- WRITTEN REQUEST -
From the listing below, pull out the lines that hold "name".

- INPUT -
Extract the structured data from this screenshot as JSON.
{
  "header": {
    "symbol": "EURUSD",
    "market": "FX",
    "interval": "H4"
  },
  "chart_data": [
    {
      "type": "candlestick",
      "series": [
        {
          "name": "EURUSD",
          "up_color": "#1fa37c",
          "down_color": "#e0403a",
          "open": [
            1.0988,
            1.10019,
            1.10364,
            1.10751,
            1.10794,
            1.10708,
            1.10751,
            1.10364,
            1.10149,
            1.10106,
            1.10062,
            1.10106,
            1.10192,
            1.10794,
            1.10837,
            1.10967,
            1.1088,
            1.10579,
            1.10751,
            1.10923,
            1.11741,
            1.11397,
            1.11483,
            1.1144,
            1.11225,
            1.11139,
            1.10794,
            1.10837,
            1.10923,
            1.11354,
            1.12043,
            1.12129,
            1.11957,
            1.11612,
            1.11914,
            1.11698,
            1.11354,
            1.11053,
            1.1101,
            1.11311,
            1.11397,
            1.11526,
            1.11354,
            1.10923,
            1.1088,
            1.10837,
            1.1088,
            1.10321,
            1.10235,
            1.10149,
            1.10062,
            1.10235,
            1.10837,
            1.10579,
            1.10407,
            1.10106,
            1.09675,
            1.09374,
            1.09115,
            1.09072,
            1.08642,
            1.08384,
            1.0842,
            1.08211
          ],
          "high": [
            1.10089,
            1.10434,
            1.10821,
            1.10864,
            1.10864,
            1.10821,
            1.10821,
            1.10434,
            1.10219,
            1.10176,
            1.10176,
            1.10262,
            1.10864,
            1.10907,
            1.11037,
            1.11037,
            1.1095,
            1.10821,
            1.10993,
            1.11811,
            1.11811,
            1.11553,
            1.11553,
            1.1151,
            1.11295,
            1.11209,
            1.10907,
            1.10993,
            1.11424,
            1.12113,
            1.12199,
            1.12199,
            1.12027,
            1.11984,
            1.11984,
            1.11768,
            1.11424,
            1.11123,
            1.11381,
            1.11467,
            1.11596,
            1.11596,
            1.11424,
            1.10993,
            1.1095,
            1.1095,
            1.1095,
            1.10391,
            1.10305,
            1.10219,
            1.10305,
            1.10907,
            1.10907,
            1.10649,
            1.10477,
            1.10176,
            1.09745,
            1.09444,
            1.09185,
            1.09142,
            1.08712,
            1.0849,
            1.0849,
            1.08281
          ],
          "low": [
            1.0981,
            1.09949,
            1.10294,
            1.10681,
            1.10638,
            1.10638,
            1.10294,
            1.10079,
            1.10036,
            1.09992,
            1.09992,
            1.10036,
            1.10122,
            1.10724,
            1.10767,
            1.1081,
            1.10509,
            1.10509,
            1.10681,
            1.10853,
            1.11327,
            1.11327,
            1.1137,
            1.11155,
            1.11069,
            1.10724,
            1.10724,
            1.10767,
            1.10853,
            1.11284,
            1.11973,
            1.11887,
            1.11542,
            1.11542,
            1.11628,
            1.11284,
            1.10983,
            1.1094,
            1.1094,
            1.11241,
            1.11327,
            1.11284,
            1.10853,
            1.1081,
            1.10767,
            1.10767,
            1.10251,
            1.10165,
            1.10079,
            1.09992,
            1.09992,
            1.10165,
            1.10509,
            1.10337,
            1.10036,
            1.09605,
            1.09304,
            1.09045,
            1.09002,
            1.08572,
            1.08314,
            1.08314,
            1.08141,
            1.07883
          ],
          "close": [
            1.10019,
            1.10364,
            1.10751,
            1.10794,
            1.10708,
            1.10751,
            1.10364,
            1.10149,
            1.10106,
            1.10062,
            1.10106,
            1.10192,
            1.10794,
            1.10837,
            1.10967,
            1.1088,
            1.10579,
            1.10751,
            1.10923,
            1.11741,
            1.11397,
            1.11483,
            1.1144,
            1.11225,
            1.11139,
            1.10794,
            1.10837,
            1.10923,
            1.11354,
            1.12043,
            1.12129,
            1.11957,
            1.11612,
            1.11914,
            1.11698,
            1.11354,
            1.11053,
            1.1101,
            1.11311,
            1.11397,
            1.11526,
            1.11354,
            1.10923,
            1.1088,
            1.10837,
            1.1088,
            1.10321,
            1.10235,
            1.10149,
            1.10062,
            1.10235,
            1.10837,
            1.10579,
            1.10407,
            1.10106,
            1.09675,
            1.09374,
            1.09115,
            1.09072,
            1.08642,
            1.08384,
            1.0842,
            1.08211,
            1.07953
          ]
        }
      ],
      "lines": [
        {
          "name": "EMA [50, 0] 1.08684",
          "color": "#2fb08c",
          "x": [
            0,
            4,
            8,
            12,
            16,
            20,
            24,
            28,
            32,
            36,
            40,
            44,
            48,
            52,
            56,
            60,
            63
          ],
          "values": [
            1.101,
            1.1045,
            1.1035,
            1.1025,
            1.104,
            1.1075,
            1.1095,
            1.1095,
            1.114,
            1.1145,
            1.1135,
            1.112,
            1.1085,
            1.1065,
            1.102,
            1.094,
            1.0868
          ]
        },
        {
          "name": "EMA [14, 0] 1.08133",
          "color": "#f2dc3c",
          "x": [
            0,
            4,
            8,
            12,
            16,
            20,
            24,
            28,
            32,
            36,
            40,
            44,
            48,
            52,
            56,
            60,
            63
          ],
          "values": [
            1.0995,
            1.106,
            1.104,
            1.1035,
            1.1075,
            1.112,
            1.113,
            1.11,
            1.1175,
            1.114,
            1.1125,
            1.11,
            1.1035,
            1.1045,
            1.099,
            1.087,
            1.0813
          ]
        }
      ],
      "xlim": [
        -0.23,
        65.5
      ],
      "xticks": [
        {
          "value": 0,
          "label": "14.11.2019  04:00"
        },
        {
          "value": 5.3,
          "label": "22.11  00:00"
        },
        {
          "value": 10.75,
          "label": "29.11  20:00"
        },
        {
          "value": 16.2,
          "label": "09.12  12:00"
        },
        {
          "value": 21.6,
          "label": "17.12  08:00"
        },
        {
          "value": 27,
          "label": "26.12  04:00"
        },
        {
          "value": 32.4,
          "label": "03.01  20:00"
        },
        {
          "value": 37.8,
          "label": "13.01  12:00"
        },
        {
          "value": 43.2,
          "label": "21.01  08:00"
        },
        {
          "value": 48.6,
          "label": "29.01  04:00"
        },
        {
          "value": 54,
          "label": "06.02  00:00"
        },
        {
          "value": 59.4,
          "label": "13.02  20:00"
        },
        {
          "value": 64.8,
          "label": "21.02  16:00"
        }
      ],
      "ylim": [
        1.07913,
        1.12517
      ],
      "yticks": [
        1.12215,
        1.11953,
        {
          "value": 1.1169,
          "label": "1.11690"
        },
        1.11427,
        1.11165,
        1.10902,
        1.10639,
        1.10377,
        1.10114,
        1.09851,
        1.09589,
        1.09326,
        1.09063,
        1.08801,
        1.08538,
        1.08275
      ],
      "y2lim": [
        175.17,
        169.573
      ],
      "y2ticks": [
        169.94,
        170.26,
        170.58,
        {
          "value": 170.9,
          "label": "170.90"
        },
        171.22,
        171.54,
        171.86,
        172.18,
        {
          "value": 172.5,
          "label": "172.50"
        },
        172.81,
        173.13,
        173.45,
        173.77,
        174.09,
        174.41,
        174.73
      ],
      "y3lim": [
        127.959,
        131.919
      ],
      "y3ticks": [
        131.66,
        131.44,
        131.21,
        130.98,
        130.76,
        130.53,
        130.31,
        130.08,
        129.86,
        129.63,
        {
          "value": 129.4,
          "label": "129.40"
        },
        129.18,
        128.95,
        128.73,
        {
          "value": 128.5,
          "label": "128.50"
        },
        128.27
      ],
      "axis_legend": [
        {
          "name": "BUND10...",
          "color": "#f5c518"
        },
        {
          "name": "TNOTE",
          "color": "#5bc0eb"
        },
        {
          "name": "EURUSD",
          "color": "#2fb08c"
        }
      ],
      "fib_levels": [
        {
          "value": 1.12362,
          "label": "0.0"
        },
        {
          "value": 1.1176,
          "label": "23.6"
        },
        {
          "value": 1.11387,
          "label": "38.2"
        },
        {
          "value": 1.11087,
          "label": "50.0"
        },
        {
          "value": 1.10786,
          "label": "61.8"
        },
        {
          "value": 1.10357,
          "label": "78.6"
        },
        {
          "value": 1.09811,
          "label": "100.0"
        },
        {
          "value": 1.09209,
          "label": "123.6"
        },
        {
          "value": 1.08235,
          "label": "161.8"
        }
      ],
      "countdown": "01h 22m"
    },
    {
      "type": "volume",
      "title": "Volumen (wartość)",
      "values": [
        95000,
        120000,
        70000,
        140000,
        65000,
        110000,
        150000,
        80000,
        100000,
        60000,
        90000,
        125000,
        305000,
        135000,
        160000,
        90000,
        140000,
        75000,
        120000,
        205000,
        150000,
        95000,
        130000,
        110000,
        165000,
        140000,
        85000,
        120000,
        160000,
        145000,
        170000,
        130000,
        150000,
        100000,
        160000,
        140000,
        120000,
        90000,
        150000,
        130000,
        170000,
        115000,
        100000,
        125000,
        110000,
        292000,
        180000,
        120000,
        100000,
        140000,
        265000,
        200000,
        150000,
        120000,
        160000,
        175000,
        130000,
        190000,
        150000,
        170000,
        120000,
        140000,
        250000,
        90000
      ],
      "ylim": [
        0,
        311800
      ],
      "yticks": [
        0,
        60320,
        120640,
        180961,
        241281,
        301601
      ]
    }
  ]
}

- CORRECT ANSWER -
          "name": "EURUSD",
          "name": "EMA [50, 0] 1.08684",
          "name": "EMA [14, 0] 1.08133",
          "name": "BUND10...",
          "name": "TNOTE",
          "name": "EURUSD",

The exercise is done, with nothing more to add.